* _Provided passage_
Understanding Absorption Rates and Market Velocity

How fast are homes selling in your target market? Absorption rate tells you — and it should drive every investment decision.

Absorption rate measures the rate at which homes sell in a specific market during a given time period. It's calculated by dividing the number of homes sold in a period by the total number of homes available for sale. The result tells you how many months of inventory exist in the market.

A balanced market typically has 5–6 months of inventory. Below 4 months is a seller's market (strong demand, rising prices), and above 7 months is a buyer's market (weak demand, falling or flat prices).

For fix-and-flip investors, absorption rate directly impacts holding costs and risk. In a market with 2 months of inventory, a well-priced flip may sell in 2–4 weeks. In a market with 8 months of inventory, the same property might sit for 3–6 months. That difference can mean $15,000–$30,000 in additional holding costs (loan interest, insurance, utilities, taxes, maintenance).

Calculate absorption rates at the micro level — not just city-wide, but by neighborhood, price range, and property type. A city may have a hot market overall, but the $400,000–$500,000 price range in a specific suburb might be oversaturated with new construction.

Monitor absorption rate trends, not just snapshots. A market moving from 3 months to 5 months of inventory signals a shift from seller's to balanced conditions. Adjust your acquisition strategy accordingly — tighten your purchase criteria, reduce your ARV estimates by 3–5% to account for potential price softening, and accelerate your renovation timeline to minimize holding period exposure.

* _Supplied material_

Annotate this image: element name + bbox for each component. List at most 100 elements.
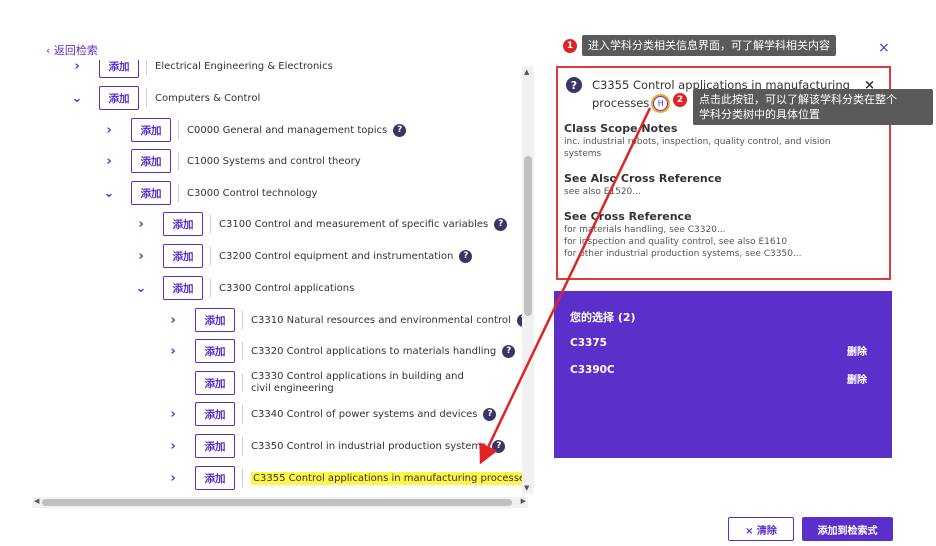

* _Direction_
Reproduce the part of the absorption-rate text starting with "Absorption rate measures" and going on through "in the market.".

* _Result of the exercise_
Absorption rate measures the rate at which homes sell in a specific market during a given time period. It's calculated by dividing the number of homes sold in a period by the total number of homes available for sale. The result tells you how many months of inventory exist in the market.